__GIVEN TASK__
Give every line back verbatim, dropping all images.

start

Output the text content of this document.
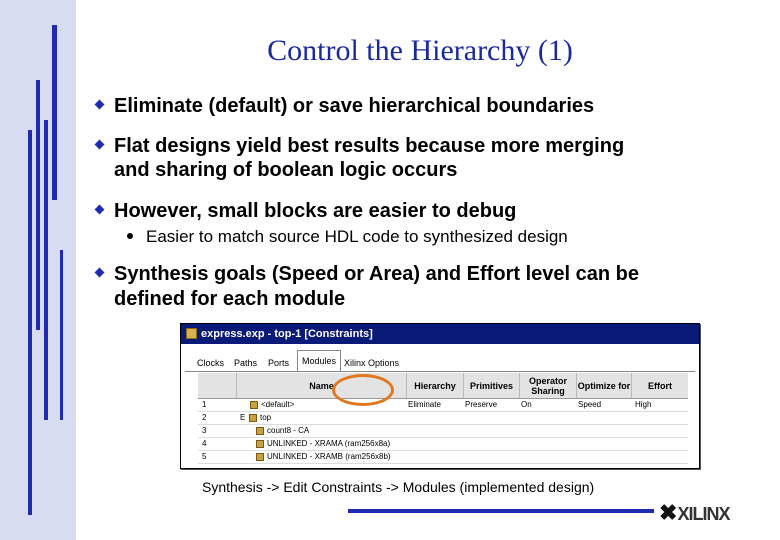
Control the Hierarchy (1)
Eliminate (default) or save hierarchical boundaries
Flat designs yield best results because more merging
and sharing of boolean logic occurs
However, small blocks are easier to debug
Easier to match source HDL code to synthesized design
Synthesis goals (Speed or Area) and Effort level can be
defined for each module
express.exp - top-1 [Constraints]
Clocks Paths Ports	Modules Xilinx Options
Name	Hierarchy	Primitives	Operator Sharing	Optimize for	Effort
1	<default>	Eliminate	Preserve	On	Speed	High
2	E	top
3	count8 - CA
4	UNLINKED - XRAMA (ram256x8a)
5	UNLINKED - XRAMB (ram256x8b)
Synthesis -> Edit Constraints -> Modules (implemented design)
✖XILINX
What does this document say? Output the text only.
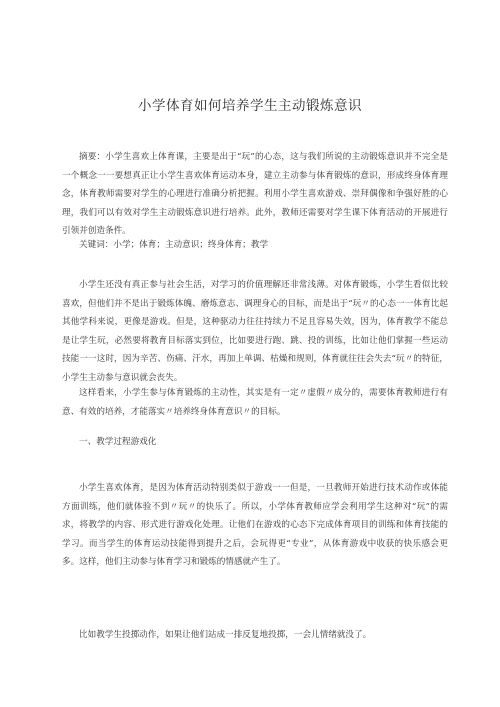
小学体育如何培养学生主动锻炼意识

摘要：小学生喜欢上体育课，主要是出于“玩”的心态，这与我们所说的主动锻炼意识并不完全是一个概念一一要想真正让小学生喜欢体育运动本身，建立主动参与体育锻炼的意识，形成终身体育理念，体育教师需要对学生的心理进行准确分析把握。利用小学生喜欢游戏、崇拜偶像和争强好胜的心理，我们可以有效对学生主动锻炼意识进行培养。此外，教师还需要对学生课下体育活动的开展进行引领并创造条件。

关键词：小学；体育；主动意识；终身体育；教学

小学生还没有真正参与社会生活，对学习的价值理解还非常浅薄。对体育锻炼，小学生看似比较喜欢，但他们并不是出于锻炼体魄、磨炼意志、调理身心的目标，而是出于“玩〃的心态一一体育比起其他学科来说，更像是游戏。但是，这种驱动力往往持续力不足且容易失效，因为，体育教学不能总是让学生玩，必然要将教育目标落实到位，比如要进行跑、跳、投的训练，比如让他们掌握一些运动技能一一这时，因为辛苦、伤痛、汗水，再加上单调、枯燥和规则，体育就往往会失去“玩〃的特征，小学生主动参与意识就会丧失。

这样看来，小学生参与体育锻炼的主动性，其实是有一定〃虚假〃成分的，需要体育教师进行有意、有效的培养，才能落实〃培养终身体育意识〃的目标。

一、教学过程游戏化

小学生喜欢体育，是因为体育活动特别类似于游戏一一但是，一旦教师开始进行技术动作或体能方面训练，他们就体验不到〃玩〃的快乐了。所以，小学体育教师应学会利用学生这种对“玩”的需求，将教学的内容、形式进行游戏化处理。让他们在游戏的心态下完成体育项目的训练和体育技能的学习。而当学生的体育运动技能得到提升之后，会玩得更“专业”，从体育游戏中收获的快乐感会更多。这样，他们主动参与体育学习和锻炼的情感就产生了。

比如教学生投掷动作，如果让他们站成一排反复地投掷，一会儿情绪就没了。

end

__RESPONSE TO THE TASK__
Output the text content of this document.
Control the Hierarchy (1)
Eliminate (default) or save hierarchical boundaries
Flat designs yield best results because more merging
and sharing of boolean logic occurs
However, small blocks are easier to debug
Easier to match source HDL code to synthesized design
Synthesis goals (Speed or Area) and Effort level can be
defined for each module
express.exp - top-1 [Constraints]
Clocks Paths Ports	Modules Xilinx Options
Name	Hierarchy	Primitives	Operator Sharing	Optimize for	Effort
1	<default>	Eliminate	Preserve	On	Speed	High
2	E	top
3	count8 - CA
4	UNLINKED - XRAMA (ram256x8a)
5	UNLINKED - XRAMB (ram256x8b)
Synthesis -> Edit Constraints -> Modules (implemented design)
✖XILINX
What does this document say? Output the text only.
小学体育如何培养学生主动锻炼意识

摘要：小学生喜欢上体育课，主要是出于“玩”的心态，这与我们所说的主动锻炼意识并不完全是一个概念一一要想真正让小学生喜欢体育运动本身，建立主动参与体育锻炼的意识，形成终身体育理念，体育教师需要对学生的心理进行准确分析把握。利用小学生喜欢游戏、崇拜偶像和争强好胜的心理，我们可以有效对学生主动锻炼意识进行培养。此外，教师还需要对学生课下体育活动的开展进行引领并创造条件。

关键词：小学；体育；主动意识；终身体育；教学

小学生还没有真正参与社会生活，对学习的价值理解还非常浅薄。对体育锻炼，小学生看似比较喜欢，但他们并不是出于锻炼体魄、磨炼意志、调理身心的目标，而是出于“玩〃的心态一一体育比起其他学科来说，更像是游戏。但是，这种驱动力往往持续力不足且容易失效，因为，体育教学不能总是让学生玩，必然要将教育目标落实到位，比如要进行跑、跳、投的训练，比如让他们掌握一些运动技能一一这时，因为辛苦、伤痛、汗水，再加上单调、枯燥和规则，体育就往往会失去“玩〃的特征，小学生主动参与意识就会丧失。

这样看来，小学生参与体育锻炼的主动性，其实是有一定〃虚假〃成分的，需要体育教师进行有意、有效的培养，才能落实〃培养终身体育意识〃的目标。

一、教学过程游戏化

小学生喜欢体育，是因为体育活动特别类似于游戏一一但是，一旦教师开始进行技术动作或体能方面训练，他们就体验不到〃玩〃的快乐了。所以，小学体育教师应学会利用学生这种对“玩”的需求，将教学的内容、形式进行游戏化处理。让他们在游戏的心态下完成体育项目的训练和体育技能的学习。而当学生的体育运动技能得到提升之后，会玩得更“专业”，从体育游戏中收获的快乐感会更多。这样，他们主动参与体育学习和锻炼的情感就产生了。

比如教学生投掷动作，如果让他们站成一排反复地投掷，一会儿情绪就没了。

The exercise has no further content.